**What to work on**
Reproduce every line below word for word, leaving out the pictures.

**Material provided**
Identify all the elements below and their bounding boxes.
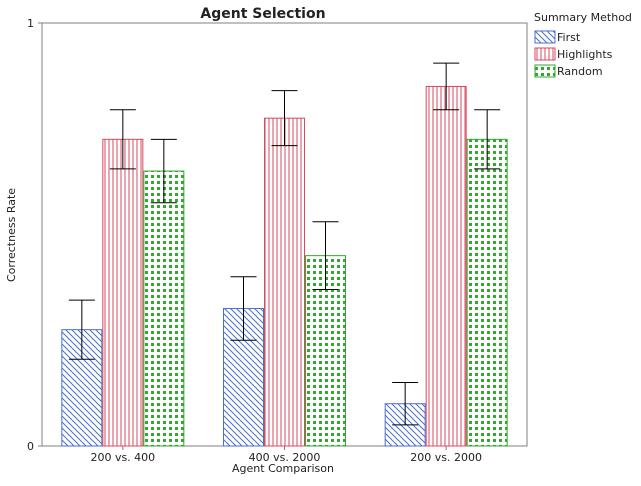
x-tick-label: 200 vs. 400 [90,451,155,464]
error-bar-first [68,299,95,360]
bar-highlights [425,85,467,447]
chart-title: Agent Selection [200,6,325,22]
legend-swatch-first [534,30,556,44]
error-bar-random [312,221,339,290]
bar-random [143,170,185,447]
bar-highlights [102,138,144,447]
y-tick-label: 0 [27,440,34,453]
legend-swatch-random [534,64,556,78]
plot-area: 0 1 200 vs. 400 400 vs. 2000 200 vs. 2000 [27,17,528,464]
error-bar-highlights [433,62,460,111]
bar-random [466,138,508,447]
bar-highlights [264,117,305,447]
x-tick-label: 200 vs. 2000 [410,451,482,464]
error-bar-random [150,138,177,204]
error-bar-highlights [109,109,136,170]
y-axis-label: Correctness Rate [5,188,18,282]
x-tick-label: 400 vs. 2000 [249,451,321,464]
error-bar-first [230,276,257,341]
error-bar-random [474,109,501,170]
legend: Summary Method First Highlights Random [534,11,632,78]
x-axis-label: Agent Comparison [232,462,334,475]
error-bar-highlights [271,90,298,147]
legend-label-highlights: Highlights [557,48,613,61]
legend-title: Summary Method [534,11,632,24]
legend-label-first: First [557,31,581,44]
legend-swatch-highlights [534,47,556,61]
legend-label-random: Random [557,65,603,78]
error-bar-first [392,382,419,426]
y-tick-label: 1 [27,17,34,30]
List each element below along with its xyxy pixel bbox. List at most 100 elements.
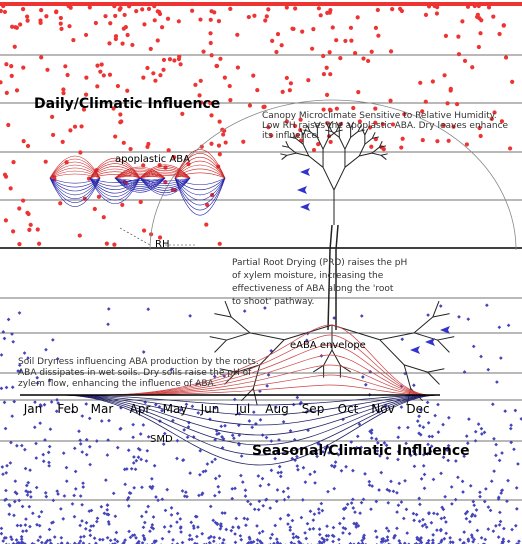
red-dot bbox=[197, 93, 202, 98]
blue-dot bbox=[286, 522, 290, 526]
red-dot bbox=[45, 67, 50, 72]
red-dot bbox=[158, 73, 163, 78]
blue-dot bbox=[444, 520, 448, 524]
blue-dot bbox=[402, 541, 407, 544]
red-dot bbox=[510, 79, 515, 84]
blue-dot bbox=[389, 479, 393, 484]
red-dot bbox=[476, 44, 481, 50]
envelope-red bbox=[99, 354, 431, 396]
blue-dot bbox=[245, 517, 250, 521]
red-dot bbox=[349, 38, 354, 43]
red-dot bbox=[321, 53, 326, 59]
blue-dot bbox=[440, 505, 444, 510]
blue-dot bbox=[80, 414, 85, 418]
blue-dot bbox=[331, 539, 335, 544]
arrow bbox=[297, 186, 307, 194]
red-dot bbox=[216, 143, 222, 148]
blue-dot bbox=[78, 442, 83, 446]
red-dot bbox=[6, 122, 11, 128]
blue-dot bbox=[462, 530, 467, 534]
red-dot bbox=[128, 146, 133, 152]
blue-dot bbox=[412, 383, 416, 388]
blue-dot bbox=[439, 538, 444, 543]
red-dot bbox=[163, 165, 168, 170]
red-dot bbox=[465, 4, 471, 9]
red-dot bbox=[71, 37, 76, 43]
blue-dot bbox=[453, 497, 458, 502]
blue-dot bbox=[386, 529, 391, 533]
blue-dot bbox=[191, 524, 196, 528]
envelope-blue bbox=[59, 394, 441, 436]
blue-dot bbox=[426, 538, 431, 543]
blue-dot bbox=[415, 419, 420, 423]
blue-dot bbox=[188, 533, 192, 538]
blue-dot bbox=[91, 523, 96, 528]
red-dot bbox=[279, 43, 284, 48]
red-dot bbox=[321, 72, 327, 77]
red-dot bbox=[141, 75, 146, 80]
blue-dot bbox=[113, 514, 118, 519]
blue-dot bbox=[36, 538, 41, 543]
note-line: effectiveness of ABA along the 'root bbox=[232, 284, 394, 294]
red-dot bbox=[35, 227, 40, 232]
red-dot bbox=[1, 3, 6, 9]
red-dot bbox=[0, 80, 3, 85]
root bbox=[404, 364, 428, 373]
blue-dot bbox=[2, 400, 7, 405]
blue-dot bbox=[315, 454, 319, 459]
blue-dot bbox=[20, 443, 24, 448]
blue-dot bbox=[516, 462, 520, 466]
red-dot bbox=[255, 87, 260, 93]
daily-wave-blue bbox=[89, 177, 141, 183]
trunk bbox=[327, 224, 339, 331]
red-dot bbox=[77, 233, 82, 238]
daily-wave-red bbox=[174, 172, 226, 179]
branch bbox=[295, 138, 304, 145]
red-dot bbox=[120, 41, 125, 46]
blue-dot bbox=[217, 490, 222, 494]
blue-dot bbox=[233, 486, 237, 491]
red-dot bbox=[27, 227, 32, 233]
blue-dot bbox=[497, 458, 502, 463]
daily-wave-red bbox=[139, 173, 191, 179]
daily-wave-red bbox=[89, 160, 141, 179]
red-dot bbox=[108, 21, 113, 26]
blue-dot bbox=[105, 453, 110, 457]
blue-dot bbox=[467, 417, 471, 421]
red-dot bbox=[9, 73, 14, 79]
envelope-blue bbox=[59, 394, 441, 416]
red-dot bbox=[25, 14, 30, 19]
blue-dot bbox=[131, 461, 136, 465]
blue-dot bbox=[257, 531, 262, 535]
red-dot bbox=[376, 33, 381, 38]
blue-dot bbox=[136, 455, 141, 460]
blue-dot bbox=[404, 441, 408, 446]
blue-dot bbox=[307, 527, 312, 532]
daily-wave-blue bbox=[114, 177, 166, 181]
blue-dot bbox=[8, 461, 13, 465]
red-dot bbox=[369, 144, 374, 149]
branch bbox=[309, 131, 318, 138]
red-dot bbox=[54, 10, 59, 15]
blue-dot bbox=[494, 442, 498, 447]
blue-dot bbox=[488, 508, 493, 513]
blue-dot bbox=[421, 464, 426, 468]
blue-dot bbox=[471, 499, 476, 504]
blue-dot bbox=[291, 532, 296, 536]
blue-dot bbox=[268, 506, 273, 510]
blue-dot bbox=[291, 535, 296, 540]
blue-dot bbox=[198, 472, 202, 477]
blue-dot bbox=[150, 476, 154, 481]
red-dot bbox=[489, 116, 494, 122]
month-label: Jan bbox=[23, 402, 43, 416]
blue-dot bbox=[230, 487, 235, 491]
red-dot bbox=[96, 194, 102, 199]
blue-dot bbox=[274, 499, 279, 504]
blue-dot bbox=[104, 478, 108, 482]
blue-dot bbox=[344, 464, 348, 469]
note-line: its influence. bbox=[262, 131, 320, 141]
envelope-red bbox=[99, 324, 431, 396]
blue-dot bbox=[78, 539, 83, 543]
blue-dot bbox=[482, 430, 487, 435]
daily-wave-blue bbox=[89, 177, 141, 190]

**Solution to this task**
Identify all the elements below and their bounding boxes.
x-tick-label: 200 vs. 400 [90,451,155,464]
error-bar-first [68,299,95,360]
bar-highlights [425,85,467,447]
chart-title: Agent Selection [200,6,325,22]
legend-swatch-first [534,30,556,44]
error-bar-random [312,221,339,290]
bar-random [143,170,185,447]
bar-highlights [102,138,144,447]
y-tick-label: 0 [27,440,34,453]
legend-swatch-random [534,64,556,78]
plot-area: 0 1 200 vs. 400 400 vs. 2000 200 vs. 2000 [27,17,528,464]
error-bar-highlights [433,62,460,111]
bar-random [466,138,508,447]
bar-highlights [264,117,305,447]
x-tick-label: 200 vs. 2000 [410,451,482,464]
error-bar-random [150,138,177,204]
error-bar-highlights [109,109,136,170]
y-axis-label: Correctness Rate [5,188,18,282]
x-tick-label: 400 vs. 2000 [249,451,321,464]
error-bar-first [230,276,257,341]
error-bar-random [474,109,501,170]
legend: Summary Method First Highlights Random [534,11,632,78]
x-axis-label: Agent Comparison [232,462,334,475]
error-bar-highlights [271,90,298,147]
legend-label-highlights: Highlights [557,48,613,61]
legend-title: Summary Method [534,11,632,24]
legend-label-first: First [557,31,581,44]
legend-swatch-highlights [534,47,556,61]
legend-label-random: Random [557,65,603,78]
error-bar-first [392,382,419,426]
y-tick-label: 1 [27,17,34,30]
List each element below along with its xyxy pixel bbox. List at most 100 elements.
red-dot bbox=[197, 93, 202, 98]
blue-dot bbox=[286, 522, 290, 526]
red-dot bbox=[45, 67, 50, 72]
red-dot bbox=[158, 73, 163, 78]
blue-dot bbox=[444, 520, 448, 524]
blue-dot bbox=[402, 541, 407, 544]
red-dot bbox=[510, 79, 515, 84]
blue-dot bbox=[389, 479, 393, 484]
red-dot bbox=[476, 44, 481, 50]
envelope-red bbox=[99, 354, 431, 396]
blue-dot bbox=[245, 517, 250, 521]
red-dot bbox=[349, 38, 354, 43]
red-dot bbox=[321, 53, 326, 59]
blue-dot bbox=[440, 505, 444, 510]
blue-dot bbox=[80, 414, 85, 418]
blue-dot bbox=[331, 539, 335, 544]
arrow bbox=[297, 186, 307, 194]
red-dot bbox=[216, 143, 222, 148]
blue-dot bbox=[78, 442, 83, 446]
red-dot bbox=[6, 122, 11, 128]
blue-dot bbox=[462, 530, 467, 534]
red-dot bbox=[128, 146, 133, 152]
blue-dot bbox=[412, 383, 416, 388]
blue-dot bbox=[439, 538, 444, 543]
red-dot bbox=[163, 165, 168, 170]
red-dot bbox=[465, 4, 471, 9]
red-dot bbox=[71, 37, 76, 43]
blue-dot bbox=[453, 497, 458, 502]
blue-dot bbox=[386, 529, 391, 533]
blue-dot bbox=[191, 524, 196, 528]
envelope-blue bbox=[59, 394, 441, 436]
blue-dot bbox=[426, 538, 431, 543]
blue-dot bbox=[415, 419, 420, 423]
blue-dot bbox=[188, 533, 192, 538]
blue-dot bbox=[91, 523, 96, 528]
red-dot bbox=[279, 43, 284, 48]
red-dot bbox=[321, 72, 327, 77]
red-dot bbox=[141, 75, 146, 80]
blue-dot bbox=[113, 514, 118, 519]
blue-dot bbox=[36, 538, 41, 543]
note-line: effectiveness of ABA along the 'root bbox=[232, 284, 394, 294]
red-dot bbox=[35, 227, 40, 232]
red-dot bbox=[1, 3, 6, 9]
red-dot bbox=[0, 80, 3, 85]
root bbox=[404, 364, 428, 373]
blue-dot bbox=[2, 400, 7, 405]
blue-dot bbox=[315, 454, 319, 459]
blue-dot bbox=[20, 443, 24, 448]
blue-dot bbox=[516, 462, 520, 466]
red-dot bbox=[255, 87, 260, 93]
daily-wave-blue bbox=[89, 177, 141, 183]
trunk bbox=[327, 224, 339, 331]
red-dot bbox=[77, 233, 82, 238]
daily-wave-red bbox=[174, 172, 226, 179]
branch bbox=[295, 138, 304, 145]
red-dot bbox=[120, 41, 125, 46]
blue-dot bbox=[217, 490, 222, 494]
blue-dot bbox=[233, 486, 237, 491]
red-dot bbox=[27, 227, 32, 233]
blue-dot bbox=[497, 458, 502, 463]
daily-wave-red bbox=[139, 173, 191, 179]
daily-wave-red bbox=[89, 160, 141, 179]
red-dot bbox=[108, 21, 113, 26]
blue-dot bbox=[105, 453, 110, 457]
blue-dot bbox=[467, 417, 471, 421]
red-dot bbox=[9, 73, 14, 79]
envelope-blue bbox=[59, 394, 441, 416]
red-dot bbox=[25, 14, 30, 19]
blue-dot bbox=[131, 461, 136, 465]
blue-dot bbox=[257, 531, 262, 535]
red-dot bbox=[376, 33, 381, 38]
blue-dot bbox=[136, 455, 141, 460]
blue-dot bbox=[404, 441, 408, 446]
blue-dot bbox=[307, 527, 312, 532]
daily-wave-blue bbox=[114, 177, 166, 181]
blue-dot bbox=[8, 461, 13, 465]
red-dot bbox=[369, 144, 374, 149]
branch bbox=[309, 131, 318, 138]
red-dot bbox=[54, 10, 59, 15]
blue-dot bbox=[494, 442, 498, 447]
blue-dot bbox=[488, 508, 493, 513]
blue-dot bbox=[421, 464, 426, 468]
blue-dot bbox=[471, 499, 476, 504]
blue-dot bbox=[291, 532, 296, 536]
blue-dot bbox=[268, 506, 273, 510]
blue-dot bbox=[291, 535, 296, 540]
blue-dot bbox=[198, 472, 202, 477]
blue-dot bbox=[150, 476, 154, 481]
red-dot bbox=[489, 116, 494, 122]
month-label: Jan bbox=[23, 402, 43, 416]
blue-dot bbox=[230, 487, 235, 491]
red-dot bbox=[96, 194, 102, 199]
blue-dot bbox=[274, 499, 279, 504]
blue-dot bbox=[104, 478, 108, 482]
blue-dot bbox=[344, 464, 348, 469]
note-line: its influence. bbox=[262, 131, 320, 141]
envelope-red bbox=[99, 324, 431, 396]
blue-dot bbox=[78, 539, 83, 543]
blue-dot bbox=[482, 430, 487, 435]
daily-wave-blue bbox=[89, 177, 141, 190]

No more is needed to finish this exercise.